▶ _Your task_
Write out the material exactly, leaving every picture behind.

▶ _Exercise material_
* * *
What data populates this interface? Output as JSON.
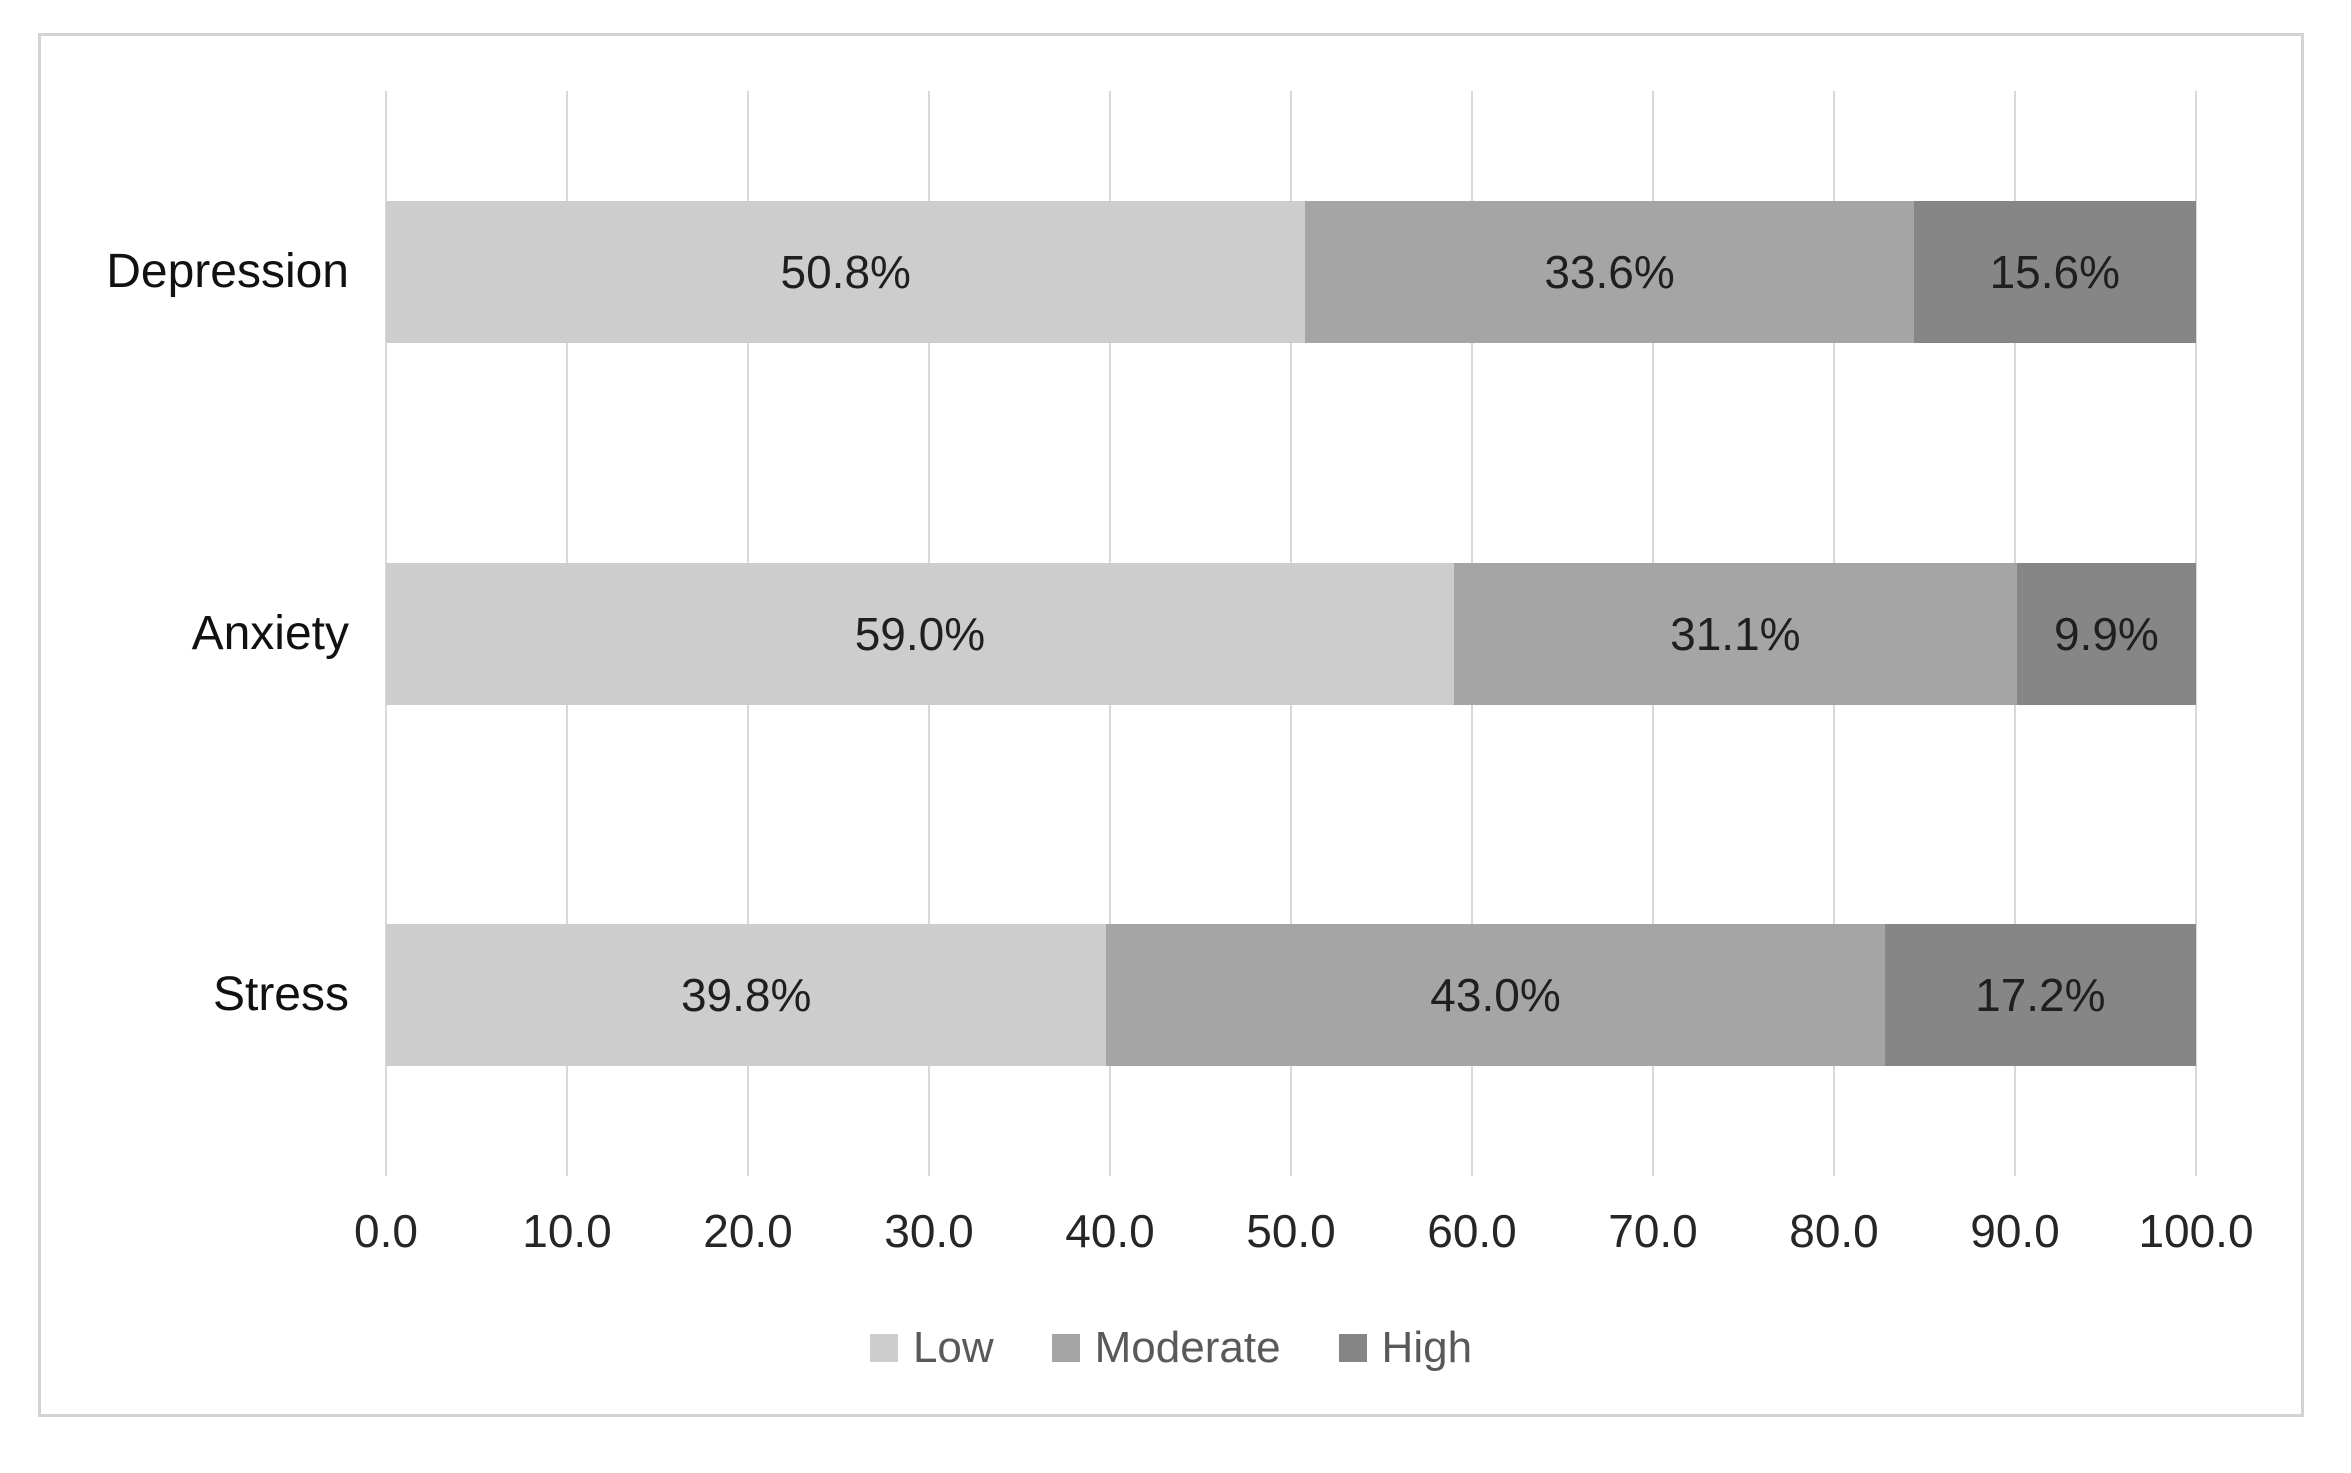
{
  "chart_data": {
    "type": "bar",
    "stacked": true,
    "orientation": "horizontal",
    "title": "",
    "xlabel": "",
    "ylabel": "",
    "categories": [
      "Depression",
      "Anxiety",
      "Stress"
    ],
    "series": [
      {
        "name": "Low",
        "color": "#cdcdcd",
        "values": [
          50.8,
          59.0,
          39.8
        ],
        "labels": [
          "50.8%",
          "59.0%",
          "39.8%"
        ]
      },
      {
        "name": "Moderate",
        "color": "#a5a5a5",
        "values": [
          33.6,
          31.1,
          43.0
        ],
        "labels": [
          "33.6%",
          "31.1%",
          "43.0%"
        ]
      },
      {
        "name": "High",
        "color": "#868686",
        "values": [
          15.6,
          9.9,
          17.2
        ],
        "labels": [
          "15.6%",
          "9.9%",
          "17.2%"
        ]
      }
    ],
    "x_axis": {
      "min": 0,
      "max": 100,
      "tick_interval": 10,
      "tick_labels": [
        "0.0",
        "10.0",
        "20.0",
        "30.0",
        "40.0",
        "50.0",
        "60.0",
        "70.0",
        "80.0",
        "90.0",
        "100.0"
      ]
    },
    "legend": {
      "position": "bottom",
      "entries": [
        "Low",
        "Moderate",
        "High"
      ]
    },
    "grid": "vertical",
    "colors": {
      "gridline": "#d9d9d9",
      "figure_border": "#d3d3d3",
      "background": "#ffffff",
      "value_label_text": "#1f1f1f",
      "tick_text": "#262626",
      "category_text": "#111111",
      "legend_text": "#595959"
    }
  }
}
* * *
▶ _Correct output_
What data populates this interface? Output as JSON.
{
  "chart_data": {
    "type": "bar",
    "stacked": true,
    "orientation": "horizontal",
    "title": "",
    "xlabel": "",
    "ylabel": "",
    "categories": [
      "Depression",
      "Anxiety",
      "Stress"
    ],
    "series": [
      {
        "name": "Low",
        "color": "#cdcdcd",
        "values": [
          50.8,
          59.0,
          39.8
        ],
        "labels": [
          "50.8%",
          "59.0%",
          "39.8%"
        ]
      },
      {
        "name": "Moderate",
        "color": "#a5a5a5",
        "values": [
          33.6,
          31.1,
          43.0
        ],
        "labels": [
          "33.6%",
          "31.1%",
          "43.0%"
        ]
      },
      {
        "name": "High",
        "color": "#868686",
        "values": [
          15.6,
          9.9,
          17.2
        ],
        "labels": [
          "15.6%",
          "9.9%",
          "17.2%"
        ]
      }
    ],
    "x_axis": {
      "min": 0,
      "max": 100,
      "tick_interval": 10,
      "tick_labels": [
        "0.0",
        "10.0",
        "20.0",
        "30.0",
        "40.0",
        "50.0",
        "60.0",
        "70.0",
        "80.0",
        "90.0",
        "100.0"
      ]
    },
    "legend": {
      "position": "bottom",
      "entries": [
        "Low",
        "Moderate",
        "High"
      ]
    },
    "grid": "vertical",
    "colors": {
      "gridline": "#d9d9d9",
      "figure_border": "#d3d3d3",
      "background": "#ffffff",
      "value_label_text": "#1f1f1f",
      "tick_text": "#262626",
      "category_text": "#111111",
      "legend_text": "#595959"
    }
  }
}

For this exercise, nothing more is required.